- DATA SHOWN
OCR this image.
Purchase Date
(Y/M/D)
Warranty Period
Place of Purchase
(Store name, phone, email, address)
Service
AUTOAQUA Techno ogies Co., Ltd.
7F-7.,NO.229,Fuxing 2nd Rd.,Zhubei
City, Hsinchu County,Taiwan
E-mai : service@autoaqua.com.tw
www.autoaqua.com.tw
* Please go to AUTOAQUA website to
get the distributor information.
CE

--

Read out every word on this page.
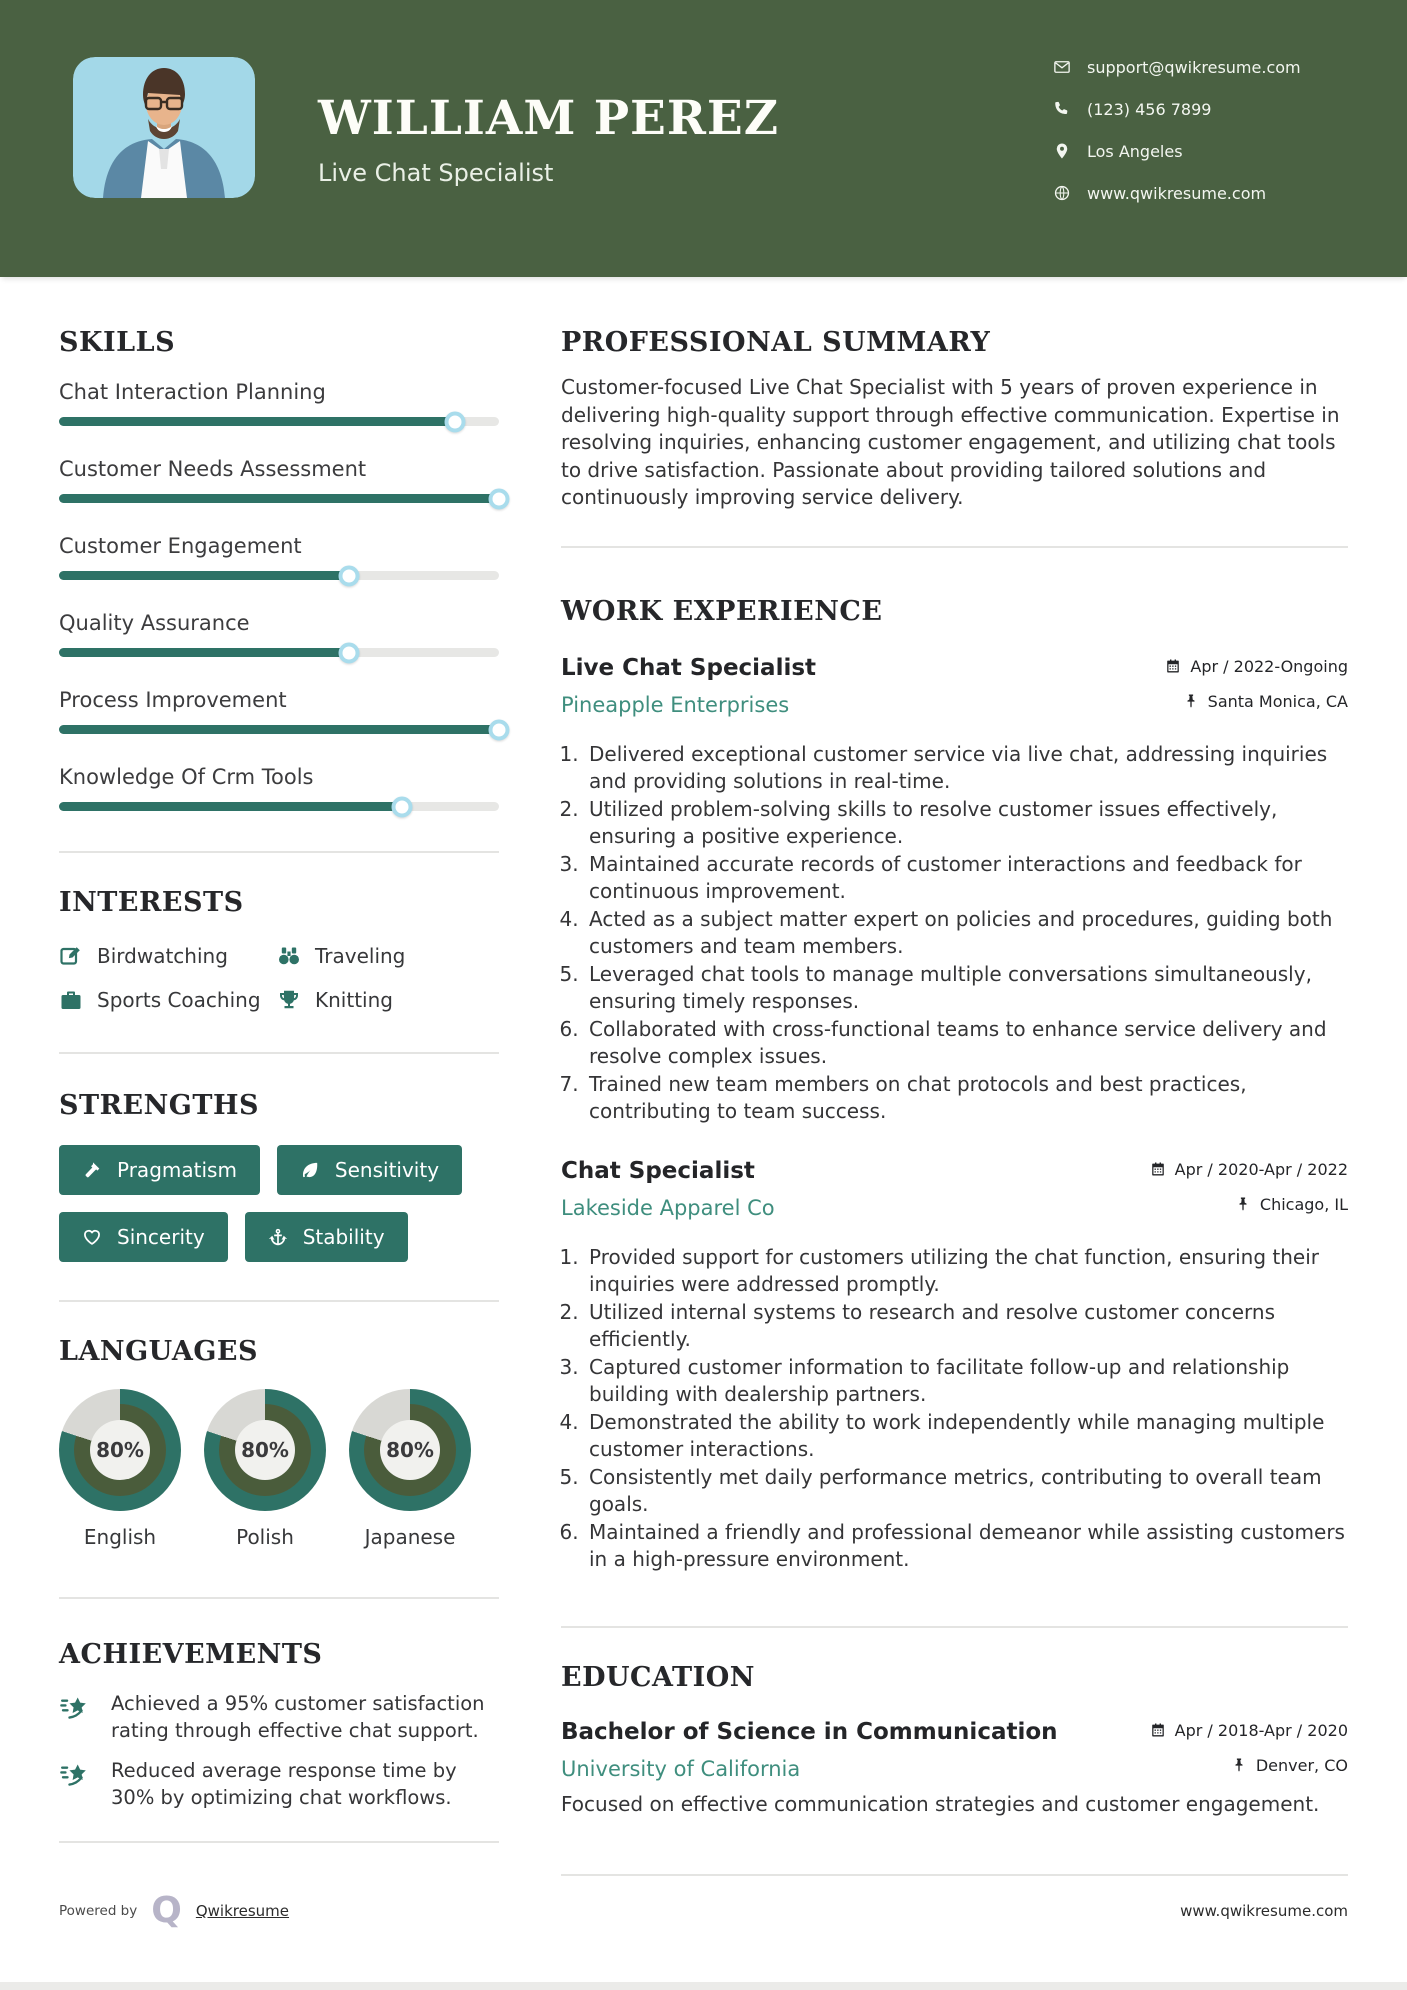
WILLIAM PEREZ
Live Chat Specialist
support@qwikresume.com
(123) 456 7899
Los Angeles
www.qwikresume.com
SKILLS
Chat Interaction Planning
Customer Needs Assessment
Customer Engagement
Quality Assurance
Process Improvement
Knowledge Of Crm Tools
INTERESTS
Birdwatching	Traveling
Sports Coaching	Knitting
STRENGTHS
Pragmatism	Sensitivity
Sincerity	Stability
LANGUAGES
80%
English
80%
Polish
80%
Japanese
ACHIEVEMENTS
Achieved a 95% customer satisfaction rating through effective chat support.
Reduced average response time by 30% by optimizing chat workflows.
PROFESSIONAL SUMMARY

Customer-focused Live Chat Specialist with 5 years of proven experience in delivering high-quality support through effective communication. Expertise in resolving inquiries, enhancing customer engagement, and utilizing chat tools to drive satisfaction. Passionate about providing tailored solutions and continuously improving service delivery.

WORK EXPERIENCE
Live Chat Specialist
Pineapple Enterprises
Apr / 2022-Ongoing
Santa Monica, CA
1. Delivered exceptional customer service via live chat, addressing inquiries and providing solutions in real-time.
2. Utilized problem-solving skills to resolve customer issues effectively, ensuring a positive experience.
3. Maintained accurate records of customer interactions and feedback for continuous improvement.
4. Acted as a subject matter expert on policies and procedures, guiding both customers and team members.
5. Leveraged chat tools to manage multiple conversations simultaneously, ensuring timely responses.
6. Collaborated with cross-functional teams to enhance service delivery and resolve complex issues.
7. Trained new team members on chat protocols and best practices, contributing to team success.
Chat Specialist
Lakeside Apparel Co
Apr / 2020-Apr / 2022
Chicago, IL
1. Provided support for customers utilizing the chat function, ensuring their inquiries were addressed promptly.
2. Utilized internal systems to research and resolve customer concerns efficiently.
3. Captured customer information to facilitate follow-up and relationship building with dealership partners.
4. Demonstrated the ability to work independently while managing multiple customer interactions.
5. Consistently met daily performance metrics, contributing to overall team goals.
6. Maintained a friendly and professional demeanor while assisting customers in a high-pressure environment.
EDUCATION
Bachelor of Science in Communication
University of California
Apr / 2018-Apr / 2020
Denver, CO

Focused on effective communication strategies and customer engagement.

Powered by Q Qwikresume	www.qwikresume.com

- GIVEN EXERCISE
Copy out every line from the material above in which the word "resolve" appears.

- ANSWER BELOW
2. Utilized problem-solving skills to resolve customer issues effectively, ensuring a positive experience.
6. Collaborated with cross-functional teams to enhance service delivery and resolve complex issues.
2. Utilized internal systems to research and resolve customer concerns efficiently.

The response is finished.